* begin *

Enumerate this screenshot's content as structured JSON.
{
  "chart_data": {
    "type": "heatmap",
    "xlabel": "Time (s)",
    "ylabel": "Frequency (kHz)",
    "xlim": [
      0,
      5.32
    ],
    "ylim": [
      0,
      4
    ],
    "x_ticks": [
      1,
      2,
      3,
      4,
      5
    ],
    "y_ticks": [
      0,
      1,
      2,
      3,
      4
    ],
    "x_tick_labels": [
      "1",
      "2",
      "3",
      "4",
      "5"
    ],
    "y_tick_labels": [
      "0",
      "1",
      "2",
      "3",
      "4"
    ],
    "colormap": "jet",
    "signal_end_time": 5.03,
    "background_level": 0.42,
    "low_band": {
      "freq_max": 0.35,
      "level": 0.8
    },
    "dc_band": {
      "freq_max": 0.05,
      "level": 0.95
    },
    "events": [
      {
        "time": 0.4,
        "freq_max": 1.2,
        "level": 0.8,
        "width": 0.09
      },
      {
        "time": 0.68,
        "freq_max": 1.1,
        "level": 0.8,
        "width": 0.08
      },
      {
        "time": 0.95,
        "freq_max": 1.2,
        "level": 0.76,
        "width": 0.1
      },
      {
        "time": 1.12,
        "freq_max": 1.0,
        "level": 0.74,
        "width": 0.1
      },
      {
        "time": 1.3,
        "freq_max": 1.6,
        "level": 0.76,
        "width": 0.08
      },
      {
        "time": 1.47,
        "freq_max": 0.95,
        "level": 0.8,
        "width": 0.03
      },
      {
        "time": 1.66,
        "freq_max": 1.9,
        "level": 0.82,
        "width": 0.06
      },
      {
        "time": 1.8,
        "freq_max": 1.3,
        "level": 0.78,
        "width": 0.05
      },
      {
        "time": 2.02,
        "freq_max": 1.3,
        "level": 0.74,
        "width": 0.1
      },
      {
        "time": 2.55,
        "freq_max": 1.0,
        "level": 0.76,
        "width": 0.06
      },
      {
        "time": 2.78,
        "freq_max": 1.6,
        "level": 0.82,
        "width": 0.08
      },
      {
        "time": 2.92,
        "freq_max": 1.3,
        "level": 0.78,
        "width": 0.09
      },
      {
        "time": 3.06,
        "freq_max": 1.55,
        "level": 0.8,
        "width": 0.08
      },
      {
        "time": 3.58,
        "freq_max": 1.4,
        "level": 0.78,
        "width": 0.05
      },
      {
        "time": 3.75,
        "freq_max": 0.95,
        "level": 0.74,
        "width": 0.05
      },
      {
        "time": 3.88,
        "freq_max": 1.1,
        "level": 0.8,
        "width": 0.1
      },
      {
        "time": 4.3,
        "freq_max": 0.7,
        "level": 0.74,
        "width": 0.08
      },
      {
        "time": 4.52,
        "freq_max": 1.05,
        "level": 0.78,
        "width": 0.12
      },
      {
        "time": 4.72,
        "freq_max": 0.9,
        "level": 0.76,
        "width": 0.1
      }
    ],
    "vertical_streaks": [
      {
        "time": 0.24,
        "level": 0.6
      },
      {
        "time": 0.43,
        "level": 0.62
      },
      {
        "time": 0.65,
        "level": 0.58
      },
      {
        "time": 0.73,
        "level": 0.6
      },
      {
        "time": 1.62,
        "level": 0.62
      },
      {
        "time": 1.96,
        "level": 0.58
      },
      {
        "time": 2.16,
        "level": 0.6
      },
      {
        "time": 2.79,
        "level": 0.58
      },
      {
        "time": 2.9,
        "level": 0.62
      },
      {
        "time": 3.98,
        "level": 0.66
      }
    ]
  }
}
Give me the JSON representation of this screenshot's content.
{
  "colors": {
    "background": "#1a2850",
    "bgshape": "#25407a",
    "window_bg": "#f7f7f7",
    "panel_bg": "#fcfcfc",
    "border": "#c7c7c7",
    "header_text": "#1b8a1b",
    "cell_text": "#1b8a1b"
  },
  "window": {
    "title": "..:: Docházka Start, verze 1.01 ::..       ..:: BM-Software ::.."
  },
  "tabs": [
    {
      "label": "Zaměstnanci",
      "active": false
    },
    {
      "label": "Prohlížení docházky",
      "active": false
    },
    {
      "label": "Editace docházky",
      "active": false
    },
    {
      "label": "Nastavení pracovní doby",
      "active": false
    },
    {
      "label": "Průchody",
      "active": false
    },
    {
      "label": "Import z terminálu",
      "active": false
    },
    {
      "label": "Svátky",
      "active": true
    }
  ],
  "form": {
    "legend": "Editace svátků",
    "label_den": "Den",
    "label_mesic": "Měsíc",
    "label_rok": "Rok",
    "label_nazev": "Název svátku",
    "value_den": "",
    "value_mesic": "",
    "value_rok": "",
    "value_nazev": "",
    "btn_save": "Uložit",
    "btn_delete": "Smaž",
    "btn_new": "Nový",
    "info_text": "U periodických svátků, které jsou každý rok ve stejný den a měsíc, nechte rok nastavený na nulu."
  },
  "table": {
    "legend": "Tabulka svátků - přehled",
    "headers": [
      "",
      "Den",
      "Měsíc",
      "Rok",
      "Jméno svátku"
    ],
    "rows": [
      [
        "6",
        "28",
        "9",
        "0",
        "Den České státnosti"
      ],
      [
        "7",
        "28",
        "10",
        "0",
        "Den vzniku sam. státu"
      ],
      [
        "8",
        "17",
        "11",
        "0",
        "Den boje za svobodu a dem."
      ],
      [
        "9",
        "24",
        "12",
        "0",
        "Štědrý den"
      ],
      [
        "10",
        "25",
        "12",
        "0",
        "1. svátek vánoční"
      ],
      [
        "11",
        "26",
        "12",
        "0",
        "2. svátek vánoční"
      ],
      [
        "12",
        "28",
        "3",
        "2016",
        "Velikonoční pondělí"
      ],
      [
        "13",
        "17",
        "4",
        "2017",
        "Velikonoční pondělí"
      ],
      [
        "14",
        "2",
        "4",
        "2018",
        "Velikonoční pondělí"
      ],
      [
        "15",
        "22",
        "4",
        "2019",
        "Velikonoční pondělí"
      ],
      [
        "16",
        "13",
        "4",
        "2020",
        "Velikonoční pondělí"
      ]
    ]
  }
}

* end *

WHAT THE EXERCISE ASKS: Copy the records above exactly.

SOLUTION TO THE EXERCISE:
Enumerate this screenshot's content as structured JSON.
{
  "chart_data": {
    "type": "heatmap",
    "xlabel": "Time (s)",
    "ylabel": "Frequency (kHz)",
    "xlim": [
      0,
      5.32
    ],
    "ylim": [
      0,
      4
    ],
    "x_ticks": [
      1,
      2,
      3,
      4,
      5
    ],
    "y_ticks": [
      0,
      1,
      2,
      3,
      4
    ],
    "x_tick_labels": [
      "1",
      "2",
      "3",
      "4",
      "5"
    ],
    "y_tick_labels": [
      "0",
      "1",
      "2",
      "3",
      "4"
    ],
    "colormap": "jet",
    "signal_end_time": 5.03,
    "background_level": 0.42,
    "low_band": {
      "freq_max": 0.35,
      "level": 0.8
    },
    "dc_band": {
      "freq_max": 0.05,
      "level": 0.95
    },
    "events": [
      {
        "time": 0.4,
        "freq_max": 1.2,
        "level": 0.8,
        "width": 0.09
      },
      {
        "time": 0.68,
        "freq_max": 1.1,
        "level": 0.8,
        "width": 0.08
      },
      {
        "time": 0.95,
        "freq_max": 1.2,
        "level": 0.76,
        "width": 0.1
      },
      {
        "time": 1.12,
        "freq_max": 1.0,
        "level": 0.74,
        "width": 0.1
      },
      {
        "time": 1.3,
        "freq_max": 1.6,
        "level": 0.76,
        "width": 0.08
      },
      {
        "time": 1.47,
        "freq_max": 0.95,
        "level": 0.8,
        "width": 0.03
      },
      {
        "time": 1.66,
        "freq_max": 1.9,
        "level": 0.82,
        "width": 0.06
      },
      {
        "time": 1.8,
        "freq_max": 1.3,
        "level": 0.78,
        "width": 0.05
      },
      {
        "time": 2.02,
        "freq_max": 1.3,
        "level": 0.74,
        "width": 0.1
      },
      {
        "time": 2.55,
        "freq_max": 1.0,
        "level": 0.76,
        "width": 0.06
      },
      {
        "time": 2.78,
        "freq_max": 1.6,
        "level": 0.82,
        "width": 0.08
      },
      {
        "time": 2.92,
        "freq_max": 1.3,
        "level": 0.78,
        "width": 0.09
      },
      {
        "time": 3.06,
        "freq_max": 1.55,
        "level": 0.8,
        "width": 0.08
      },
      {
        "time": 3.58,
        "freq_max": 1.4,
        "level": 0.78,
        "width": 0.05
      },
      {
        "time": 3.75,
        "freq_max": 0.95,
        "level": 0.74,
        "width": 0.05
      },
      {
        "time": 3.88,
        "freq_max": 1.1,
        "level": 0.8,
        "width": 0.1
      },
      {
        "time": 4.3,
        "freq_max": 0.7,
        "level": 0.74,
        "width": 0.08
      },
      {
        "time": 4.52,
        "freq_max": 1.05,
        "level": 0.78,
        "width": 0.12
      },
      {
        "time": 4.72,
        "freq_max": 0.9,
        "level": 0.76,
        "width": 0.1
      }
    ],
    "vertical_streaks": [
      {
        "time": 0.24,
        "level": 0.6
      },
      {
        "time": 0.43,
        "level": 0.62
      },
      {
        "time": 0.65,
        "level": 0.58
      },
      {
        "time": 0.73,
        "level": 0.6
      },
      {
        "time": 1.62,
        "level": 0.62
      },
      {
        "time": 1.96,
        "level": 0.58
      },
      {
        "time": 2.16,
        "level": 0.6
      },
      {
        "time": 2.79,
        "level": 0.58
      },
      {
        "time": 2.9,
        "level": 0.62
      },
      {
        "time": 3.98,
        "level": 0.66
      }
    ]
  }
}
Give me the JSON representation of this screenshot's content.
{
  "colors": {
    "background": "#1a2850",
    "bgshape": "#25407a",
    "window_bg": "#f7f7f7",
    "panel_bg": "#fcfcfc",
    "border": "#c7c7c7",
    "header_text": "#1b8a1b",
    "cell_text": "#1b8a1b"
  },
  "window": {
    "title": "..:: Docházka Start, verze 1.01 ::..       ..:: BM-Software ::.."
  },
  "tabs": [
    {
      "label": "Zaměstnanci",
      "active": false
    },
    {
      "label": "Prohlížení docházky",
      "active": false
    },
    {
      "label": "Editace docházky",
      "active": false
    },
    {
      "label": "Nastavení pracovní doby",
      "active": false
    },
    {
      "label": "Průchody",
      "active": false
    },
    {
      "label": "Import z terminálu",
      "active": false
    },
    {
      "label": "Svátky",
      "active": true
    }
  ],
  "form": {
    "legend": "Editace svátků",
    "label_den": "Den",
    "label_mesic": "Měsíc",
    "label_rok": "Rok",
    "label_nazev": "Název svátku",
    "value_den": "",
    "value_mesic": "",
    "value_rok": "",
    "value_nazev": "",
    "btn_save": "Uložit",
    "btn_delete": "Smaž",
    "btn_new": "Nový",
    "info_text": "U periodických svátků, které jsou každý rok ve stejný den a měsíc, nechte rok nastavený na nulu."
  },
  "table": {
    "legend": "Tabulka svátků - přehled",
    "headers": [
      "",
      "Den",
      "Měsíc",
      "Rok",
      "Jméno svátku"
    ],
    "rows": [
      [
        "6",
        "28",
        "9",
        "0",
        "Den České státnosti"
      ],
      [
        "7",
        "28",
        "10",
        "0",
        "Den vzniku sam. státu"
      ],
      [
        "8",
        "17",
        "11",
        "0",
        "Den boje za svobodu a dem."
      ],
      [
        "9",
        "24",
        "12",
        "0",
        "Štědrý den"
      ],
      [
        "10",
        "25",
        "12",
        "0",
        "1. svátek vánoční"
      ],
      [
        "11",
        "26",
        "12",
        "0",
        "2. svátek vánoční"
      ],
      [
        "12",
        "28",
        "3",
        "2016",
        "Velikonoční pondělí"
      ],
      [
        "13",
        "17",
        "4",
        "2017",
        "Velikonoční pondělí"
      ],
      [
        "14",
        "2",
        "4",
        "2018",
        "Velikonoční pondělí"
      ],
      [
        "15",
        "22",
        "4",
        "2019",
        "Velikonoční pondělí"
      ],
      [
        "16",
        "13",
        "4",
        "2020",
        "Velikonoční pondělí"
      ]
    ]
  }
}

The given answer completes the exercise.